What is expected:
Select the lines that contain "Gradient" and copy each of them.
═══ Records supplied ═══
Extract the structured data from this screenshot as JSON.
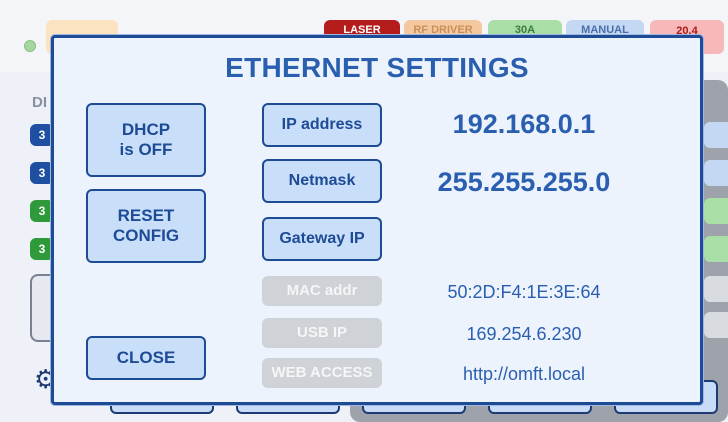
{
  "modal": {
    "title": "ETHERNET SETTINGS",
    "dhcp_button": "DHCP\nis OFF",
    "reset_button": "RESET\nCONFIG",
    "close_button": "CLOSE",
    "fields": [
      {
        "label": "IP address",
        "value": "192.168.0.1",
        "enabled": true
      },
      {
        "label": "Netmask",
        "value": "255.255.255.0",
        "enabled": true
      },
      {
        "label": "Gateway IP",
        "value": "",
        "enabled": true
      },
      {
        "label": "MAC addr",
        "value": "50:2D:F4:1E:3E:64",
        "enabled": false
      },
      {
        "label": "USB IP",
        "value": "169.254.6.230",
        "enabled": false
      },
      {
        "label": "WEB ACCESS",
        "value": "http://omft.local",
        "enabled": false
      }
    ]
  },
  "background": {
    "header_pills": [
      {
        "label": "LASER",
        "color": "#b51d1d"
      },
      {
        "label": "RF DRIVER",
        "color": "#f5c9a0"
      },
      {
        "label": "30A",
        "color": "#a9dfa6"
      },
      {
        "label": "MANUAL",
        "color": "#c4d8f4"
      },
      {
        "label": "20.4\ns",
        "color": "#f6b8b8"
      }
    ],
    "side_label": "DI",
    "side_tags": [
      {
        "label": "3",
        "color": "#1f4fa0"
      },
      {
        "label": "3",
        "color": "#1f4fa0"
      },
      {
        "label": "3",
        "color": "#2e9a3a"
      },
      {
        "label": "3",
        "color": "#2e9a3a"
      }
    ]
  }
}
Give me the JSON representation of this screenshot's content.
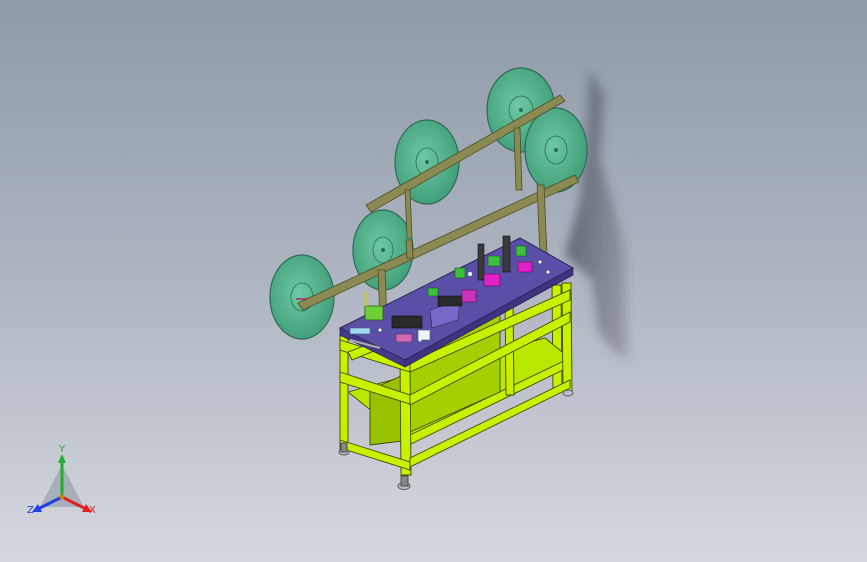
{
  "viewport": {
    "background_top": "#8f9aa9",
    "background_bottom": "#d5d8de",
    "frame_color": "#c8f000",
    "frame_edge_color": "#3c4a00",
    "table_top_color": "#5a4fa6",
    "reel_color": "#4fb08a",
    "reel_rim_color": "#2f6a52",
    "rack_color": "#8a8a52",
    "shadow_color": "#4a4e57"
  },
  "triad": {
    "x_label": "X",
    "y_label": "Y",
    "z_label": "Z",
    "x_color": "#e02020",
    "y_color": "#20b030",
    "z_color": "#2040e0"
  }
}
═══
═══ Records supplied ═══
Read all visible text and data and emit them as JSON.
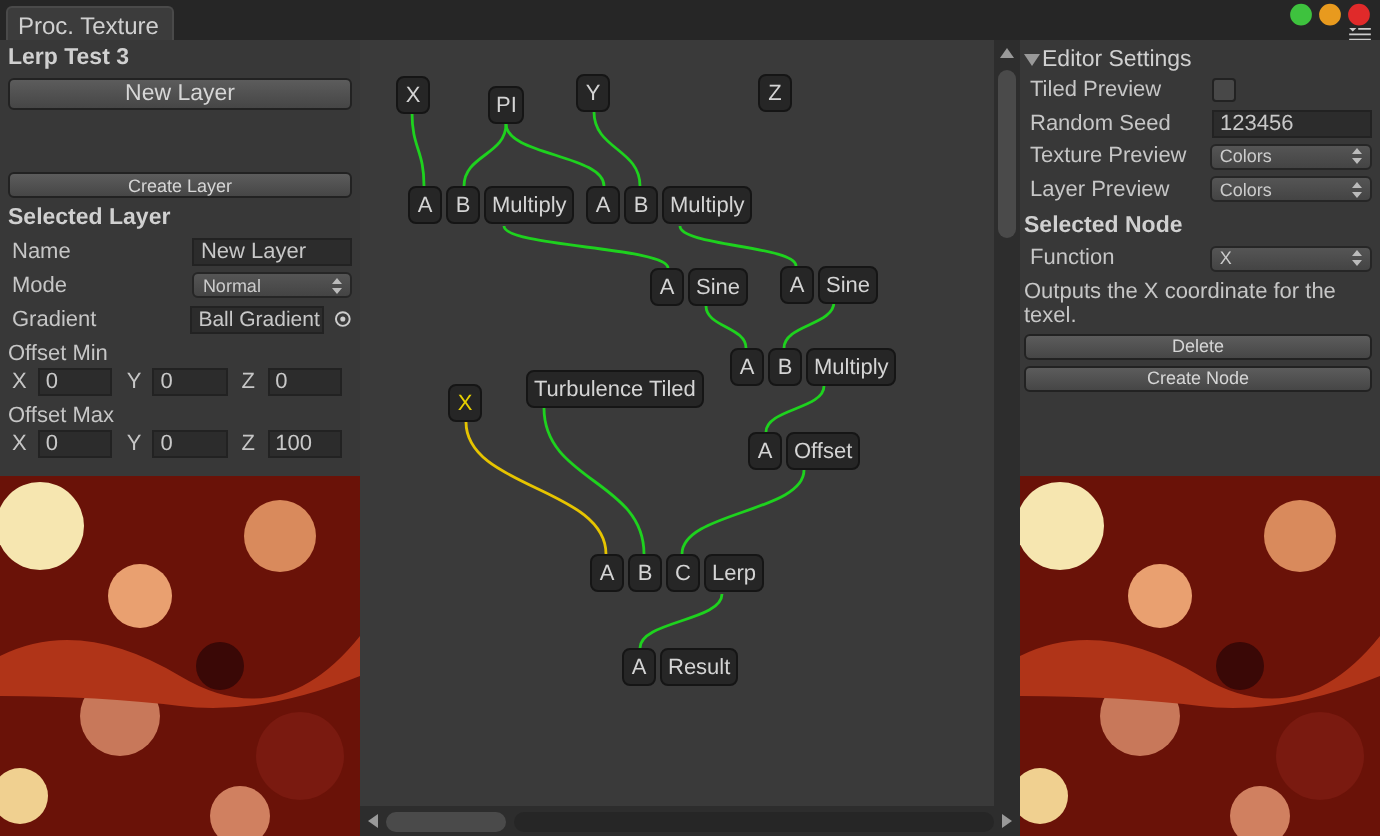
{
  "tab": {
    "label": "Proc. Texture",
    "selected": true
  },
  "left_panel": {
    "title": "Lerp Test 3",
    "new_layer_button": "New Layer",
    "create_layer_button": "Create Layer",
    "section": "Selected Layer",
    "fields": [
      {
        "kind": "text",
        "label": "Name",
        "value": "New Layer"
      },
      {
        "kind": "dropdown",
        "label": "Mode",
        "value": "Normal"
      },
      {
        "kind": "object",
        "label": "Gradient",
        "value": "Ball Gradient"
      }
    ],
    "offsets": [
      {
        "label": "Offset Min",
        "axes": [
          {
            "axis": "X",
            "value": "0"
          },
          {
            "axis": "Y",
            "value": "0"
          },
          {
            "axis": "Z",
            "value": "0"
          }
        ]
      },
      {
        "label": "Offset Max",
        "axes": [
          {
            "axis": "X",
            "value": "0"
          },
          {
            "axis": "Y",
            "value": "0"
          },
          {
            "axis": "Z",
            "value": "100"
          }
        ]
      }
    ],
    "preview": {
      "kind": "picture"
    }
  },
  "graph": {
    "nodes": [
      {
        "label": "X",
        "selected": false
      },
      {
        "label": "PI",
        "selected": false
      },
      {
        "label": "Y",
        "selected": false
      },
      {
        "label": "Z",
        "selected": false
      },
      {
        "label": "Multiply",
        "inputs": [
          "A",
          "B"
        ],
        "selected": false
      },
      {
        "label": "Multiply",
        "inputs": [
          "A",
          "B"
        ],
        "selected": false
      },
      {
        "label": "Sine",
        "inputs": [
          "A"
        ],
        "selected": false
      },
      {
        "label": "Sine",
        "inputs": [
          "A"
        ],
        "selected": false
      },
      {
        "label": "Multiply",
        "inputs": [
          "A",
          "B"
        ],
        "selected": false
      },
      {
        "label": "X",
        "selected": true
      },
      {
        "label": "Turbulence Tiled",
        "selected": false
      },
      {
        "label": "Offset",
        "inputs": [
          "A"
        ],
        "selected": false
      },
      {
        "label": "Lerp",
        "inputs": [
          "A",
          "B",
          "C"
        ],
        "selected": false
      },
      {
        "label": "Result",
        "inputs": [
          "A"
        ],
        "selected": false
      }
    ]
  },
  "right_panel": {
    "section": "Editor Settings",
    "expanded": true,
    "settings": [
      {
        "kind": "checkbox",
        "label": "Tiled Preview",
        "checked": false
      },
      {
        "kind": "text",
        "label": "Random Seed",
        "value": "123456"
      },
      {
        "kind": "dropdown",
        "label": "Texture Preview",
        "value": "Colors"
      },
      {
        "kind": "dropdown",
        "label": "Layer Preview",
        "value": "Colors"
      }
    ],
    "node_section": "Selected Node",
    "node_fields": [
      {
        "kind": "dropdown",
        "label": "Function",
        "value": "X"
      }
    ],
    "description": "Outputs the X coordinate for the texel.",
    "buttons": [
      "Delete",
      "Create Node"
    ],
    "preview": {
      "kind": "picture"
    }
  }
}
═══
Solution:
        "label": "Gradient",
        "value": "Ball Gradient"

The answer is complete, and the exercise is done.